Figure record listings
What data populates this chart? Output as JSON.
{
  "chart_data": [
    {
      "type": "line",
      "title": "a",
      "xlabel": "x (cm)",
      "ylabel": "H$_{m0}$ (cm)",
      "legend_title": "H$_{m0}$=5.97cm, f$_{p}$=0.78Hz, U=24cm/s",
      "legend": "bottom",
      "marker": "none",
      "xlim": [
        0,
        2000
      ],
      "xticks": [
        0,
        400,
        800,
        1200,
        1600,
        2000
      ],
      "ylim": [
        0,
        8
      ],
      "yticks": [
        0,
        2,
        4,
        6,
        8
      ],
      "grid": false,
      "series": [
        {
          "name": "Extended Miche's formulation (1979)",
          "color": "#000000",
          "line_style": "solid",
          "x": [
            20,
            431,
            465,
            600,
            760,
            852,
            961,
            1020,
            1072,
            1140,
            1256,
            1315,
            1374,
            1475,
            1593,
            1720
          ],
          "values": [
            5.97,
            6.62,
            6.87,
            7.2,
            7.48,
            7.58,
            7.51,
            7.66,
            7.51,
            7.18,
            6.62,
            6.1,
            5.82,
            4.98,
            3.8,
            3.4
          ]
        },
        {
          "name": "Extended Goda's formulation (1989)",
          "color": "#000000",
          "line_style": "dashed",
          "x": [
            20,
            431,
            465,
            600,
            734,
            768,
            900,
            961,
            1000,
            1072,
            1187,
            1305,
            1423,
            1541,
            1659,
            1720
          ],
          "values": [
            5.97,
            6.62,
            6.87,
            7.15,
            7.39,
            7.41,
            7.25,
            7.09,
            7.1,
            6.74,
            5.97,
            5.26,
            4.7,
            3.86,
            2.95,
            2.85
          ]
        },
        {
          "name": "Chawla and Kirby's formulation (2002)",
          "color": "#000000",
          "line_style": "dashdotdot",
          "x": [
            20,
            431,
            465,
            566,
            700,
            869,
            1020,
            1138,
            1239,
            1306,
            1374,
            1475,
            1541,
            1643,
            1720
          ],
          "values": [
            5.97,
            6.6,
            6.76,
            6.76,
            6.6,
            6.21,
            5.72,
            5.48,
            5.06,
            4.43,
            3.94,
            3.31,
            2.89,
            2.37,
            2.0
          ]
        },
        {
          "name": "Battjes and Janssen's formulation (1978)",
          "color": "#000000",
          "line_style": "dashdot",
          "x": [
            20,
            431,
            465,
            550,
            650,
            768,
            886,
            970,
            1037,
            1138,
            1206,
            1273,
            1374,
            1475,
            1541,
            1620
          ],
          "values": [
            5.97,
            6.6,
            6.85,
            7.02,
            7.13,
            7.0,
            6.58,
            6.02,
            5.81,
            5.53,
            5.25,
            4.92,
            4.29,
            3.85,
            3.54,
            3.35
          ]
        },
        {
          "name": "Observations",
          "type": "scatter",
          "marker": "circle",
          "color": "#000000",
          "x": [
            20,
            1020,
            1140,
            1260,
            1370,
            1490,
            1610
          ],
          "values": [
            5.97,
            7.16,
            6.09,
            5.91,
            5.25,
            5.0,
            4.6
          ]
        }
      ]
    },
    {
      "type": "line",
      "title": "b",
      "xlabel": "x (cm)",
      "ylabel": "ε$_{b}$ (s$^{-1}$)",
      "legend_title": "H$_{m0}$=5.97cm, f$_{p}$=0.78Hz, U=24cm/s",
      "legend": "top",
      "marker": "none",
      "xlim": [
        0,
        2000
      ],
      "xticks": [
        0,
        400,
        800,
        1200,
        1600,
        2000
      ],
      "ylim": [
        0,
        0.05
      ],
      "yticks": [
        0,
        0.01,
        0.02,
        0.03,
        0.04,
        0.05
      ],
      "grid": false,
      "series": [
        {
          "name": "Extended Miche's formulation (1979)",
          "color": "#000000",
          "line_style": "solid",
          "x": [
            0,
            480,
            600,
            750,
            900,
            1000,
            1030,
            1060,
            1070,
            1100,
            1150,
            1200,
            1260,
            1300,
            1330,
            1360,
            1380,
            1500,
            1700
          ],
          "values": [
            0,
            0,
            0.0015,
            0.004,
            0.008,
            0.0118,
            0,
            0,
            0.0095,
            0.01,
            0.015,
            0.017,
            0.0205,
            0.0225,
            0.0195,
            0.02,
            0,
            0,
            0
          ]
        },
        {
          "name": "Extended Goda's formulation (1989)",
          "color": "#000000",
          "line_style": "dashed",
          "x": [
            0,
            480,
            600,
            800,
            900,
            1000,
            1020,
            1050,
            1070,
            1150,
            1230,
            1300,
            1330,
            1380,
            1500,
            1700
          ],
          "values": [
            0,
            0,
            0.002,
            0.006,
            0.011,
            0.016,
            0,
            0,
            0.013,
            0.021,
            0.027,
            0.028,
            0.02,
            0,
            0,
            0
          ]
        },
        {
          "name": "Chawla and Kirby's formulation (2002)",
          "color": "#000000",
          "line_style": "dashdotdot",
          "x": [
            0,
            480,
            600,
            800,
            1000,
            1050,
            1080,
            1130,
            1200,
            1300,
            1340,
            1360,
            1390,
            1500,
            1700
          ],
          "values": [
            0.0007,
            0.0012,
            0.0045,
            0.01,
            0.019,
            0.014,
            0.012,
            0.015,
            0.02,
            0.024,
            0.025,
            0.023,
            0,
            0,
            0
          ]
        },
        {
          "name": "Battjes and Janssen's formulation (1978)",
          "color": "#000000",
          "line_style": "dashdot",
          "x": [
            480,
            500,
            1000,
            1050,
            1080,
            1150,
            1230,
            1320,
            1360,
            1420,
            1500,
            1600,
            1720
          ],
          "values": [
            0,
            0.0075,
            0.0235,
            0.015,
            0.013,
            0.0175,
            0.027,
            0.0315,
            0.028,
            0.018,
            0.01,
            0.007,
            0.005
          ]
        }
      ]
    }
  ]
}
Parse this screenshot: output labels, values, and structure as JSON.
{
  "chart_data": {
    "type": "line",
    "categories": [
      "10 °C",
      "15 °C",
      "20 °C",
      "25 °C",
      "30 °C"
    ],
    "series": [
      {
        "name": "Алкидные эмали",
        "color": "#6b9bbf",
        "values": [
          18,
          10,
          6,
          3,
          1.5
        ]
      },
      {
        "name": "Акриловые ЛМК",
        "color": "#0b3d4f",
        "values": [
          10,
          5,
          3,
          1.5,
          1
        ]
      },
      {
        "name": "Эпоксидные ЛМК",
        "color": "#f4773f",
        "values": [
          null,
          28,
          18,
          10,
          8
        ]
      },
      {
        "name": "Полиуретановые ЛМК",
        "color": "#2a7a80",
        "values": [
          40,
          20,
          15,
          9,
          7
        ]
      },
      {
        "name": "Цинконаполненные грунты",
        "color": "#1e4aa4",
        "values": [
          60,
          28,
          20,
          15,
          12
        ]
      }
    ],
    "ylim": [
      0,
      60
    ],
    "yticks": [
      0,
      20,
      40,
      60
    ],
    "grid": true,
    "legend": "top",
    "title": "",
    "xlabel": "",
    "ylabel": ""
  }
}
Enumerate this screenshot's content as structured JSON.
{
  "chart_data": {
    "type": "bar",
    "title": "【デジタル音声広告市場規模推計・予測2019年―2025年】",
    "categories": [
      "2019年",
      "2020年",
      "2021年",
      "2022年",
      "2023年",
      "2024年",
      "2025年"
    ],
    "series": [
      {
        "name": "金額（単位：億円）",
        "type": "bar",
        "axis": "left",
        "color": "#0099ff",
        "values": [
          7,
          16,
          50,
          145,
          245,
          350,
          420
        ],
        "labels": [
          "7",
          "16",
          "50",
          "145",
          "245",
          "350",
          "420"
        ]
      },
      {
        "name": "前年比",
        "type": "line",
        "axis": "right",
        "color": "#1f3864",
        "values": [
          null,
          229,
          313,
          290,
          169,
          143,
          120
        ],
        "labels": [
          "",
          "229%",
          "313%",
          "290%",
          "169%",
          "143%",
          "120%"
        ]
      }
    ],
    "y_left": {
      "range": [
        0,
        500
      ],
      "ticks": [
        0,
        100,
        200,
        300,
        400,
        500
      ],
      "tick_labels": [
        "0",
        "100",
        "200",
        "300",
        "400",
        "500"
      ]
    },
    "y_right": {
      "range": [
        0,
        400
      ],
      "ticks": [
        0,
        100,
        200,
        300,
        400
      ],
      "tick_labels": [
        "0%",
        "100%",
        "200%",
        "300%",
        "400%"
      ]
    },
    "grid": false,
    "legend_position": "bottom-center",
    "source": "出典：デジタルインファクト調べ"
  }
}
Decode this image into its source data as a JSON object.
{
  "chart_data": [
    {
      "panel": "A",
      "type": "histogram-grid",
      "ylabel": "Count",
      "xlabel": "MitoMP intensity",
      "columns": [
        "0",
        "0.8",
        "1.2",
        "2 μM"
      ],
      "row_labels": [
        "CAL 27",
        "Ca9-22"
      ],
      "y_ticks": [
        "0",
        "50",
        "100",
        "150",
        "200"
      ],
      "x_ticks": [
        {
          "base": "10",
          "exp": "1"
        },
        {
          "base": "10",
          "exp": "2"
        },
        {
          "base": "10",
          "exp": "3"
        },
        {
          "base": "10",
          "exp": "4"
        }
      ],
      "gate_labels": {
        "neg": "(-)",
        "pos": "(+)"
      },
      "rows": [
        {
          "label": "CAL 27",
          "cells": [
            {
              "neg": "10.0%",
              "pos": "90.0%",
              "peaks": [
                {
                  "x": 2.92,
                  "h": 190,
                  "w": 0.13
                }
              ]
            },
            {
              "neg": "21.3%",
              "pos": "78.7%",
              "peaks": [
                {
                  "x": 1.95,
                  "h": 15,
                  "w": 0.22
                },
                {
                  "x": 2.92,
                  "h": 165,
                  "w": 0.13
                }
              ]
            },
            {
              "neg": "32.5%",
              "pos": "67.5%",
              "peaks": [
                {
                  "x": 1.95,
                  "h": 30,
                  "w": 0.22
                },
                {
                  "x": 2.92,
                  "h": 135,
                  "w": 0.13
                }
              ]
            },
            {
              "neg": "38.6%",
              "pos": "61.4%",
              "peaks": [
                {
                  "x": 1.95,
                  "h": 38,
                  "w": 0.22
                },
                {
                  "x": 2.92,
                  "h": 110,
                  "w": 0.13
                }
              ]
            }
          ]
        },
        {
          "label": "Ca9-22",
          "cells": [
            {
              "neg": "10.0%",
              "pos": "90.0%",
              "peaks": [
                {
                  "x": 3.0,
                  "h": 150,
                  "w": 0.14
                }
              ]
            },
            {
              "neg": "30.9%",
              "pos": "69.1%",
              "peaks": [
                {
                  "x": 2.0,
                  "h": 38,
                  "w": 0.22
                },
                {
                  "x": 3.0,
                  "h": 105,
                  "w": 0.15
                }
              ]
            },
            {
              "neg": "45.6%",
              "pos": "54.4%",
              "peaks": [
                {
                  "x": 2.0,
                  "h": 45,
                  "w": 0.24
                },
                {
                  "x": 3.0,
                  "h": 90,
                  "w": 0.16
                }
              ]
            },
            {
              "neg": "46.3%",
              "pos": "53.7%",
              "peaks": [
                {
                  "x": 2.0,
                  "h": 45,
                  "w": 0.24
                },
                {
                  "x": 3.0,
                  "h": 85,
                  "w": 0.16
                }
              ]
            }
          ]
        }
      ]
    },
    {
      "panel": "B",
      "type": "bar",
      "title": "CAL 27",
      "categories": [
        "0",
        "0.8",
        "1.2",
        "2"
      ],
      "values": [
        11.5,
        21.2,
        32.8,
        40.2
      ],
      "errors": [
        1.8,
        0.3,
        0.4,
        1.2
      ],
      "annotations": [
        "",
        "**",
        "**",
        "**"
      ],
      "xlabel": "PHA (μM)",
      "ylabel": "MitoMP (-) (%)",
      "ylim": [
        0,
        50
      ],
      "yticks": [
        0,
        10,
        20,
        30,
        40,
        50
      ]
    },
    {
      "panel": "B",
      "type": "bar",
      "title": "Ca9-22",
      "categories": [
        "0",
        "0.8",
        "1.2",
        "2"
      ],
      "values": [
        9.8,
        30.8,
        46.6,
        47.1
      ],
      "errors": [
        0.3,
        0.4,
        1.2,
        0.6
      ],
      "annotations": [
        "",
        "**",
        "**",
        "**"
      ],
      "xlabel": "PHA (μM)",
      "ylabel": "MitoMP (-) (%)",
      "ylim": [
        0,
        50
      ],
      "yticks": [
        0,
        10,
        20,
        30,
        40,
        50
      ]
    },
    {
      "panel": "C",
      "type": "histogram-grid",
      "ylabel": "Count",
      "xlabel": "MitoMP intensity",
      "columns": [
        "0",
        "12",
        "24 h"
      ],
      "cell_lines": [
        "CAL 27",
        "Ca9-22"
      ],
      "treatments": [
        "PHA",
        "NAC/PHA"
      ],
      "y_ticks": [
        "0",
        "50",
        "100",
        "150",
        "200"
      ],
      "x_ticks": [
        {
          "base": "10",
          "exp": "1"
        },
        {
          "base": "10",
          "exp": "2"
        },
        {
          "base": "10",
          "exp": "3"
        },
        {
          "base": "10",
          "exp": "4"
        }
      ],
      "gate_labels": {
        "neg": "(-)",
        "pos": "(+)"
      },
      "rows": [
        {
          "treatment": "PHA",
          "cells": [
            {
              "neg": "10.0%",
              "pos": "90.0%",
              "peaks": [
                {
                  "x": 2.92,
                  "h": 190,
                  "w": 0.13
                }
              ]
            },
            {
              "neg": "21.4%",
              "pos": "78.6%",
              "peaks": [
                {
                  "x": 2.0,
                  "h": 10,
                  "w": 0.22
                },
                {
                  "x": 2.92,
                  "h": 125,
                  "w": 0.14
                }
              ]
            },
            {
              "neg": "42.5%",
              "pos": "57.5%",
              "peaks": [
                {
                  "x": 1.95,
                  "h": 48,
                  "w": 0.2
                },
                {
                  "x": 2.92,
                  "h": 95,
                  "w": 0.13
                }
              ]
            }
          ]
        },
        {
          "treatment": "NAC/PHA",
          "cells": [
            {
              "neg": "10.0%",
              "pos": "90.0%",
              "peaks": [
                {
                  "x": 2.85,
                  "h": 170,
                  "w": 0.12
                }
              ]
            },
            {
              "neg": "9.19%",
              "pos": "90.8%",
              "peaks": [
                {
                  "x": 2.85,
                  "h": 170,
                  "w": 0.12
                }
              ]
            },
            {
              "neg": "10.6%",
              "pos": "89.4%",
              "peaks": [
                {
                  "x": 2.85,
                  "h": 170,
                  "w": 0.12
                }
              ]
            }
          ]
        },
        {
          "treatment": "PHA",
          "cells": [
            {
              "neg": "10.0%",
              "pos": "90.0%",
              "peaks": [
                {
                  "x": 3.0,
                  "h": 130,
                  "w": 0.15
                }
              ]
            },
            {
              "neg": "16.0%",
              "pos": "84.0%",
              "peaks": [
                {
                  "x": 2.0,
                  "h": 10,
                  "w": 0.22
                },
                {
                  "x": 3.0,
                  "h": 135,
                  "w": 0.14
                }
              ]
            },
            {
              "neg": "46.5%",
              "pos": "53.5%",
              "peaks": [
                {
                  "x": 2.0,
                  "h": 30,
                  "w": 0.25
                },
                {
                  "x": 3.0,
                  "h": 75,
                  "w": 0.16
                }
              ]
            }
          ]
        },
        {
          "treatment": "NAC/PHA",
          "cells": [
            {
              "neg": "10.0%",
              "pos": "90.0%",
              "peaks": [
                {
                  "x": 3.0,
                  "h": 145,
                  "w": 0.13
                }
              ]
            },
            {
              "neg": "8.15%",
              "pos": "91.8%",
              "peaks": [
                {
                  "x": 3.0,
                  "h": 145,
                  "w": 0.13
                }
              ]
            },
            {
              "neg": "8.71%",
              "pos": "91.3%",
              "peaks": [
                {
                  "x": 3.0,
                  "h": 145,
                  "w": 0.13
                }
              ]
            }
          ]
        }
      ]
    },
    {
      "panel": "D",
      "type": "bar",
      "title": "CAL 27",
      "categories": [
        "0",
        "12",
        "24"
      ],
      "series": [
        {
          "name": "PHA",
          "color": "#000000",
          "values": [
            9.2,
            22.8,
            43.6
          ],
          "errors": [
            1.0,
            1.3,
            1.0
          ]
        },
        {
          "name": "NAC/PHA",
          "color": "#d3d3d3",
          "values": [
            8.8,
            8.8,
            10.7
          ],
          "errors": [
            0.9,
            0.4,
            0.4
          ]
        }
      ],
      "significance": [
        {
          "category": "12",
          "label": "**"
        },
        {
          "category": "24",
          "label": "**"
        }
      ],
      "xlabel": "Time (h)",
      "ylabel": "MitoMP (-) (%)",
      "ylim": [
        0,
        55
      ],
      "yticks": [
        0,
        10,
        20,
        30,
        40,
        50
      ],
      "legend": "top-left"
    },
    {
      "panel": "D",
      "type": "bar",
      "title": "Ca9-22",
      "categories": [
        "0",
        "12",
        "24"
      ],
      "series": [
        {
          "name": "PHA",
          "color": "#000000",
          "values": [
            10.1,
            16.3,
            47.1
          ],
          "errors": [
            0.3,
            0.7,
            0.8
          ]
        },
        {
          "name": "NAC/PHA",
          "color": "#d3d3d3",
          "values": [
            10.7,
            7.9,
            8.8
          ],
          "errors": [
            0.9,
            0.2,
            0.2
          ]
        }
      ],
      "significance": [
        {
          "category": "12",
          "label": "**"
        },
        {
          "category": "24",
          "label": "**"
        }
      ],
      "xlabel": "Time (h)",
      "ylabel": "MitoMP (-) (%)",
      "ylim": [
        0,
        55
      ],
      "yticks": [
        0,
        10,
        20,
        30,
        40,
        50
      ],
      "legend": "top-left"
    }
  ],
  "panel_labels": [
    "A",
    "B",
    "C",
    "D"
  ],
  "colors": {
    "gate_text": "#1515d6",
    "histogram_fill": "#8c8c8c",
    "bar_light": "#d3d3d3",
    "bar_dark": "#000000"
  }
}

WHAT THE EXERCISE ASKS: State how many lines of the material contain the string "source", with no other words.

THE COMPLETED TASK: 2